— Problem to work on —
From the records below, copy every line that contains the word "What".

— Available records —

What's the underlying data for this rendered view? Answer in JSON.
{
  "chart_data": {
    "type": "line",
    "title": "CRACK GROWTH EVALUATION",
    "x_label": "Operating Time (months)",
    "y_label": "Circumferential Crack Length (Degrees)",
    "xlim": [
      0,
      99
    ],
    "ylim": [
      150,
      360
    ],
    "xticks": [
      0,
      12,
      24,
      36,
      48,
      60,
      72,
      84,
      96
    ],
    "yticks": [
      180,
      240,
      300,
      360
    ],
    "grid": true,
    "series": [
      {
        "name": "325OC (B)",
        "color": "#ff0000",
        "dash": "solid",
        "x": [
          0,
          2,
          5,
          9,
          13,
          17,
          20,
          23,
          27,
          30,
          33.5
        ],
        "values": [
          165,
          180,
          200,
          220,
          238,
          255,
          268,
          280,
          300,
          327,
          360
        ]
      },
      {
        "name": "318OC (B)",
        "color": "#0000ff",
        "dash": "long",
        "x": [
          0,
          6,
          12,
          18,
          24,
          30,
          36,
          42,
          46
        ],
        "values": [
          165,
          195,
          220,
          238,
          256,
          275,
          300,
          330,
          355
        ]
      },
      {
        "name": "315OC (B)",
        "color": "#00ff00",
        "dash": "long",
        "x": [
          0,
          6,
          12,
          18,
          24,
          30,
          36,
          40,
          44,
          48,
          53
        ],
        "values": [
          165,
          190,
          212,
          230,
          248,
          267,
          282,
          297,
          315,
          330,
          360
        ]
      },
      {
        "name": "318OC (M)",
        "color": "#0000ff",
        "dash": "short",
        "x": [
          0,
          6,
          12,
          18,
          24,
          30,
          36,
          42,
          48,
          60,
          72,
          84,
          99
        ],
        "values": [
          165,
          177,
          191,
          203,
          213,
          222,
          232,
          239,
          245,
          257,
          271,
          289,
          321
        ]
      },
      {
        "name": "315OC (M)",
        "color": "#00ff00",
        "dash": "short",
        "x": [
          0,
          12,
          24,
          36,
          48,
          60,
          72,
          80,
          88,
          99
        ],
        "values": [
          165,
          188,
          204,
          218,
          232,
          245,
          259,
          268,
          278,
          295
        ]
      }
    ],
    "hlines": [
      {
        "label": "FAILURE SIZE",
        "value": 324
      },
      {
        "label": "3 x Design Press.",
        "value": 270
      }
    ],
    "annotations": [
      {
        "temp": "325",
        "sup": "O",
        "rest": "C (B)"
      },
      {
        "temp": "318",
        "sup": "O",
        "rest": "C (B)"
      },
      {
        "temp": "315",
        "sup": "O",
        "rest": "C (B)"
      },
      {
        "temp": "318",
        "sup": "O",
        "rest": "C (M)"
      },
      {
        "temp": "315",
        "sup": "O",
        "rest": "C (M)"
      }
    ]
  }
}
---
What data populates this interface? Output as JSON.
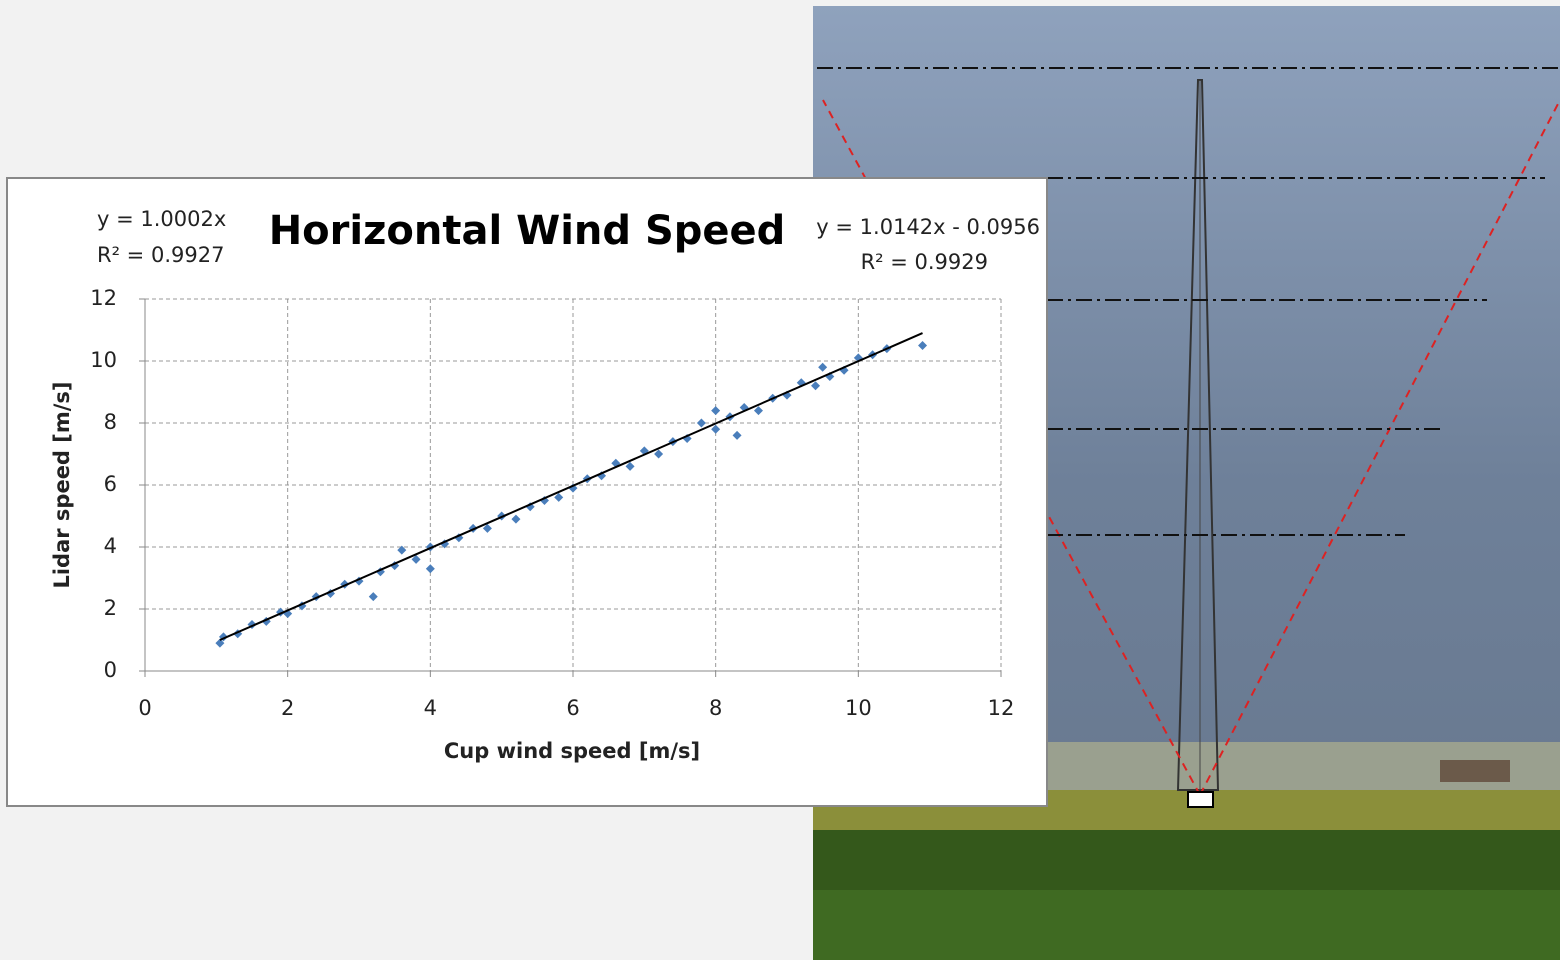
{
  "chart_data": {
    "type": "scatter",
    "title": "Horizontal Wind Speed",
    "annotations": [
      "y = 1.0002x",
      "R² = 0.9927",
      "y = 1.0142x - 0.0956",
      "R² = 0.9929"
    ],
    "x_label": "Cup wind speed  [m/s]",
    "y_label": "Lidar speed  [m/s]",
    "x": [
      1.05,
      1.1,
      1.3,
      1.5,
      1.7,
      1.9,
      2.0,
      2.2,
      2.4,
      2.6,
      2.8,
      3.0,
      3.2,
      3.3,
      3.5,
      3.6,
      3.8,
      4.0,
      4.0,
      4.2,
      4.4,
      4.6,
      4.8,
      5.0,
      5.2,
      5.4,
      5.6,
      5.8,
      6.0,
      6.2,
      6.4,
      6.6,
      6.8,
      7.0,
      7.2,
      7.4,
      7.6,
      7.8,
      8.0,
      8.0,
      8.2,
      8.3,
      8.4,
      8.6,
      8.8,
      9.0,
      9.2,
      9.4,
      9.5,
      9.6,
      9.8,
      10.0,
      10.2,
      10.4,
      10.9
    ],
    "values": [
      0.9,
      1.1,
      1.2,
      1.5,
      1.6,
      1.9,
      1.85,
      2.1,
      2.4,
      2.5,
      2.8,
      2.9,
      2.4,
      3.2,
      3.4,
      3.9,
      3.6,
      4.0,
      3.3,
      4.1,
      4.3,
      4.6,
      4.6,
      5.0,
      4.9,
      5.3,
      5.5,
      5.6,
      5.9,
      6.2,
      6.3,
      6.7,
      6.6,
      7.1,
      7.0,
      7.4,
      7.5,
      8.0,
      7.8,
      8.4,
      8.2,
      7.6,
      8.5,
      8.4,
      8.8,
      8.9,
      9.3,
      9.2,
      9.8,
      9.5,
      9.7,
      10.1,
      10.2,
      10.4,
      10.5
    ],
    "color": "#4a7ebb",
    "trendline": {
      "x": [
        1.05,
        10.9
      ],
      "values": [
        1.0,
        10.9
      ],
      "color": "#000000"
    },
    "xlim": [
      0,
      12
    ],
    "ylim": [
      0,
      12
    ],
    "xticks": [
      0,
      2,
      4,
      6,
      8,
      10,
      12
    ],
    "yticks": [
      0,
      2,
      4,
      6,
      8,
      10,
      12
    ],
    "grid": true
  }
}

— Reply —
What's the underlying data for this rendered view? Answer in JSON.
What data populates this interface? Output as JSON.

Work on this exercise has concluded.